Format the entries below as a numbered list, omitting any blank lines and leaving the pictures out.

▸ **EXTRACTED MATERIAL**:
....

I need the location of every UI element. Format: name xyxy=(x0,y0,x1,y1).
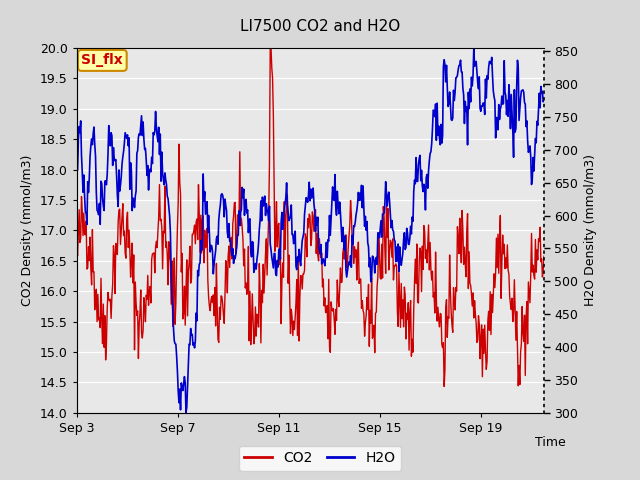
Text: LI7500 CO2 and H2O: LI7500 CO2 and H2O xyxy=(240,19,400,34)
Y-axis label: H2O Density (mmol/m3): H2O Density (mmol/m3) xyxy=(584,155,597,306)
Text: SI_flx: SI_flx xyxy=(81,53,124,67)
Text: Time: Time xyxy=(535,436,566,449)
Y-axis label: CO2 Density (mmol/m3): CO2 Density (mmol/m3) xyxy=(21,155,35,306)
Legend: CO2, H2O: CO2, H2O xyxy=(239,445,401,471)
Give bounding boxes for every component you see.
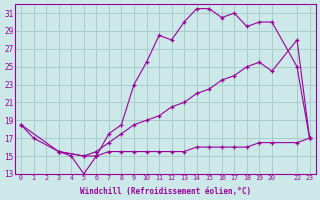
X-axis label: Windchill (Refroidissement éolien,°C): Windchill (Refroidissement éolien,°C) <box>80 187 251 196</box>
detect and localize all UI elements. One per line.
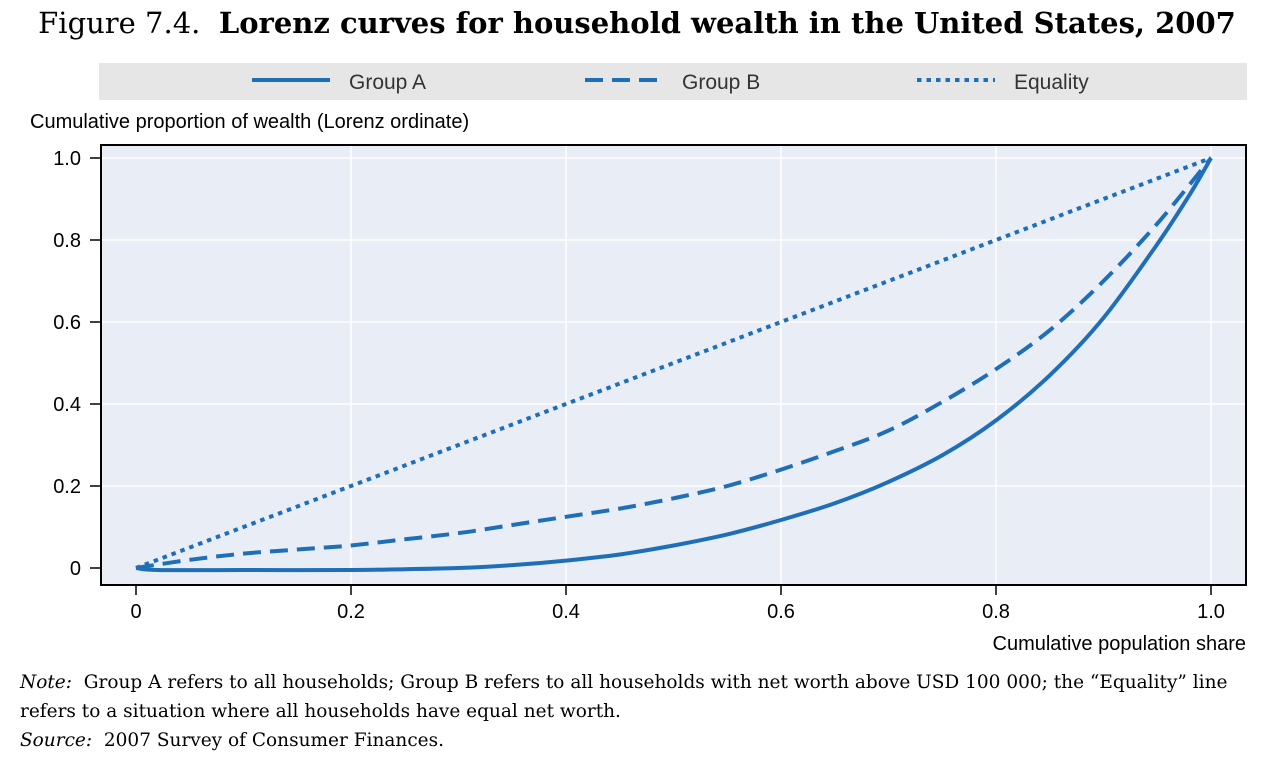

....

▸ **REPLY**:
1. I need the location of every UI element. Format: name xyxy=(x0,y0,x1,y1).
2. Text: LI7500 CO2 and H2O: LI7500 CO2 and H2O xyxy=(240,19,400,34)
3. Y-axis label: H2O Density (mmol/m3): H2O Density (mmol/m3) xyxy=(584,155,597,306)
4. Text: SI_flx: SI_flx xyxy=(81,53,124,67)
5. Text: Time: Time xyxy=(535,436,566,449)
6. Y-axis label: CO2 Density (mmol/m3): CO2 Density (mmol/m3) xyxy=(21,155,35,306)
7. Legend: CO2, H2O: CO2, H2O xyxy=(239,445,401,471)
8. Give bounding boxes for every component you see.
9. X-axis label: Windchill (Refroidissement éolien,°C): Windchill (Refroidissement éolien,°C) <box>80 187 251 196</box>
10. detect and localize all UI elements. One per line.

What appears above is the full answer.